- Dataset items:
==*==

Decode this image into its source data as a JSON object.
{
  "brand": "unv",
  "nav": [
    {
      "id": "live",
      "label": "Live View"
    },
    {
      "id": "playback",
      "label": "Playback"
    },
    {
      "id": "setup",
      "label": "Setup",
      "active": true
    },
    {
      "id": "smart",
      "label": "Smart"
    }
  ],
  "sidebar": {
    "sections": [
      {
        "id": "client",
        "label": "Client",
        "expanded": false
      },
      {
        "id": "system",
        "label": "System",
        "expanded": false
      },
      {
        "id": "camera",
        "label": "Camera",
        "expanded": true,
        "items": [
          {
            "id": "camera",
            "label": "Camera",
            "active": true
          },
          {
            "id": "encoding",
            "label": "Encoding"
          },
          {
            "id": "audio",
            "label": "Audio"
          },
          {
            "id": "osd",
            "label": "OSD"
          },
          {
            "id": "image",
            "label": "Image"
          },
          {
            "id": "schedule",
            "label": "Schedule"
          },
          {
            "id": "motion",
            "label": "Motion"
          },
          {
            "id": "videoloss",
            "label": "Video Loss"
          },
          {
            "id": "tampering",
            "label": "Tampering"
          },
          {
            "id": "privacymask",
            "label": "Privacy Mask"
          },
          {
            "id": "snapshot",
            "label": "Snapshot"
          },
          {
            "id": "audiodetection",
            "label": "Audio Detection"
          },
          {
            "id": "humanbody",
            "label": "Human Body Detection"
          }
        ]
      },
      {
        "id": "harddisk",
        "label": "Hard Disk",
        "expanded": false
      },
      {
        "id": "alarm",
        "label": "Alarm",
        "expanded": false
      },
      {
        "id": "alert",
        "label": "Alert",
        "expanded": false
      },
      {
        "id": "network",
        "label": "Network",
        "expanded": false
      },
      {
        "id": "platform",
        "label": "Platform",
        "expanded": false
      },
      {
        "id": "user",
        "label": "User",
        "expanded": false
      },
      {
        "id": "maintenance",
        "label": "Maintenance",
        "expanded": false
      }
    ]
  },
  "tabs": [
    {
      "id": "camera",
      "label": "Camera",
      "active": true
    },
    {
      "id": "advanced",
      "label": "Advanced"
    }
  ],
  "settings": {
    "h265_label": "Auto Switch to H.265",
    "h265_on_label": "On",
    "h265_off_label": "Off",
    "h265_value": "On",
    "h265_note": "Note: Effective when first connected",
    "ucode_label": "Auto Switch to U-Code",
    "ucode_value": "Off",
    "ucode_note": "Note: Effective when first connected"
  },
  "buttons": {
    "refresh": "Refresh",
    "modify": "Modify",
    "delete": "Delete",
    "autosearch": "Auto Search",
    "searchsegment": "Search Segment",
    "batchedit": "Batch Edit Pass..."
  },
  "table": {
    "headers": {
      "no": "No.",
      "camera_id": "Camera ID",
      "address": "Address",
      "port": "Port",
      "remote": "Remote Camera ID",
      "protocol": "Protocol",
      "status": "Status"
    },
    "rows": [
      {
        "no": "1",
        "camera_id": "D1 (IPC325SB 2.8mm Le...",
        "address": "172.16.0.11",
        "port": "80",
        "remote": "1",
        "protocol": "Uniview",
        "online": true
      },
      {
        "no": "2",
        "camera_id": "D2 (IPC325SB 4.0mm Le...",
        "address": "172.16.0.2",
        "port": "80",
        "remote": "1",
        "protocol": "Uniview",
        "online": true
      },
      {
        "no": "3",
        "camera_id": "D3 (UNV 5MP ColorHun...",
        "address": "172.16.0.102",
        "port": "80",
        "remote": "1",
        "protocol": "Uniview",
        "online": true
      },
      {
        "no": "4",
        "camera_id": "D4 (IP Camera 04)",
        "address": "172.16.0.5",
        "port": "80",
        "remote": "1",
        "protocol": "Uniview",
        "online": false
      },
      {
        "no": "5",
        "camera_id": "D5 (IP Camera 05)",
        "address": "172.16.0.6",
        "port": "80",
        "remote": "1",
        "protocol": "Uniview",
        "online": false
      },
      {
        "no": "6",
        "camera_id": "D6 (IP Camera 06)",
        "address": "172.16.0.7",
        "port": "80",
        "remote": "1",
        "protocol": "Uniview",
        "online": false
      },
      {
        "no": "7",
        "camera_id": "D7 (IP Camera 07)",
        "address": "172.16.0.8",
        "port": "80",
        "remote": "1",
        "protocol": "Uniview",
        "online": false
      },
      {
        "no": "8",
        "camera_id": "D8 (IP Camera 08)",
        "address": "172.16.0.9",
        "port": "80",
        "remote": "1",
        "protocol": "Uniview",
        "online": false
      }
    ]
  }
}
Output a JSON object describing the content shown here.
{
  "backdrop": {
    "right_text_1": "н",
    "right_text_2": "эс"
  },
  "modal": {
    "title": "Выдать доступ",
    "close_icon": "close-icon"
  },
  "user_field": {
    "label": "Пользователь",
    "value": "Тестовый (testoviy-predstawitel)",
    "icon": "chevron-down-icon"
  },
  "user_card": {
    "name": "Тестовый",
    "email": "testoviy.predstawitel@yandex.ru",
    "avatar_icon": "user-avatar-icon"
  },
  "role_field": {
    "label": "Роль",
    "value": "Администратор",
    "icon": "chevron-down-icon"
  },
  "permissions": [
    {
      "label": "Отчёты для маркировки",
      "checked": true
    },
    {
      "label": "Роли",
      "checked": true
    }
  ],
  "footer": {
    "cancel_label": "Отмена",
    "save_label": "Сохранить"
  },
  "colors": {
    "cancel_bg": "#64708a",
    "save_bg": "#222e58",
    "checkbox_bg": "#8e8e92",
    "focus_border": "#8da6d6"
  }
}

==*==

- GOAL:
From the data, collect all lines where the string "Тестовый" appears.

- THE SOLUTION:
    "value": "Тестовый (testoviy-predstawitel)",
    "name": "Тестовый",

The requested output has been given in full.